Show all lines holding "automatisation".

DATA LINES
***
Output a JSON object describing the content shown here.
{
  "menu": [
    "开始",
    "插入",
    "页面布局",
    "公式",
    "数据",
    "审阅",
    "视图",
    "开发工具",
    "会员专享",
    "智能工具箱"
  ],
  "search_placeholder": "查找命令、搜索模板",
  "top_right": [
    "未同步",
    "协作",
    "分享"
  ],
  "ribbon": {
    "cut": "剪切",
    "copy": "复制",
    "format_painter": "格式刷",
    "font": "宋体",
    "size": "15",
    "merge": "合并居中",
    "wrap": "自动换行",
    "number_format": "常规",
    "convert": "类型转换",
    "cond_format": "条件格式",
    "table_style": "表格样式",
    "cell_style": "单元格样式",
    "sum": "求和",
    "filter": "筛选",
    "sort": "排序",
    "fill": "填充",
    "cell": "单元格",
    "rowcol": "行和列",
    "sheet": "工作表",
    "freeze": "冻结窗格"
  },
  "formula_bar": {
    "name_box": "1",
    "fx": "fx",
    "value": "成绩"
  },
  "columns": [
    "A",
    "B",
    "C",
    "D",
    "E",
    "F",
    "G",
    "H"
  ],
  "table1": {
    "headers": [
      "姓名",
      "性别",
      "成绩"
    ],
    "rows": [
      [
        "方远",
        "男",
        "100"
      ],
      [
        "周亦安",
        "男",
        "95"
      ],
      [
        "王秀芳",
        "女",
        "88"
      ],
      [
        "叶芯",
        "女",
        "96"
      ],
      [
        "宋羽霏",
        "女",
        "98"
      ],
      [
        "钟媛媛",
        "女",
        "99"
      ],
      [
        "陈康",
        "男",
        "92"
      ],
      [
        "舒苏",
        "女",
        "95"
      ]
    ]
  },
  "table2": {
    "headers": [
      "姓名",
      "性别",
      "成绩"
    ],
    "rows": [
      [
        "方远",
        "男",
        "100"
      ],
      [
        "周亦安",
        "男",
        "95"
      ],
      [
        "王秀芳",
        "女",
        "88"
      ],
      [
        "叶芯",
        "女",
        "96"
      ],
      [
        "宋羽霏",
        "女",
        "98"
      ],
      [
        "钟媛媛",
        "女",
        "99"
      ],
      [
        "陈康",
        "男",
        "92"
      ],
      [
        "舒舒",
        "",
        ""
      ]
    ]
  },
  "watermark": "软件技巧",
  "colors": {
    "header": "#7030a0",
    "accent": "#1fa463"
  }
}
***
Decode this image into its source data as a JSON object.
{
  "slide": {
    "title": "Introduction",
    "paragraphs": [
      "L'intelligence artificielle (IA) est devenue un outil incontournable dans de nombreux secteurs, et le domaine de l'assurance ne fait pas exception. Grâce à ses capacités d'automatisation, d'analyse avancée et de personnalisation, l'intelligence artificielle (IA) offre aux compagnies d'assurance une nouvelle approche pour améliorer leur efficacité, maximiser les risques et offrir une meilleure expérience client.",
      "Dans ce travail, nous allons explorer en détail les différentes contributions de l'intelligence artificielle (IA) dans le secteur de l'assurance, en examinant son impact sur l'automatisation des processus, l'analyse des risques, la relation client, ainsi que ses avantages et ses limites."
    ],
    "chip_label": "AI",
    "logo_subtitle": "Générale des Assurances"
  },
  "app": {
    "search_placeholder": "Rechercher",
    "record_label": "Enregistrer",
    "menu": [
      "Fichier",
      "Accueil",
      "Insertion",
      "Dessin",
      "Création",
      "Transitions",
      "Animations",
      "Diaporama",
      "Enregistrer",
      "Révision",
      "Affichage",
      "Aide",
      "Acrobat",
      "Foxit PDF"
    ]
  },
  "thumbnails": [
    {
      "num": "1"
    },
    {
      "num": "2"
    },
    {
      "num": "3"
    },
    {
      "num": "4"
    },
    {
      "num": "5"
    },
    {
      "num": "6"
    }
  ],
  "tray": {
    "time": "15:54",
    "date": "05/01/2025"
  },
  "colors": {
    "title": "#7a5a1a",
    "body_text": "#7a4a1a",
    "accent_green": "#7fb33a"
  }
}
***
RESPONSE FOR THIS EXERCISE
      "L'intelligence artificielle (IA) est devenue un outil incontournable dans de nombreux secteurs, et le domaine de l'assurance ne fait pas exception. Grâce à ses capacités d'automatisation, d'analyse avancée et de personnalisation, l'intelligence artificielle (IA) offre aux compagnies d'assurance une nouvelle approche pour améliorer leur efficacité, maximiser les risques et offrir une meilleure expérience client.",
      "Dans ce travail, nous allons explorer en détail les différentes contributions de l'intelligence artificielle (IA) dans le secteur de l'assurance, en examinant son impact sur l'automatisation des processus, l'analyse des risques, la relation client, ainsi que ses avantages et ses limites."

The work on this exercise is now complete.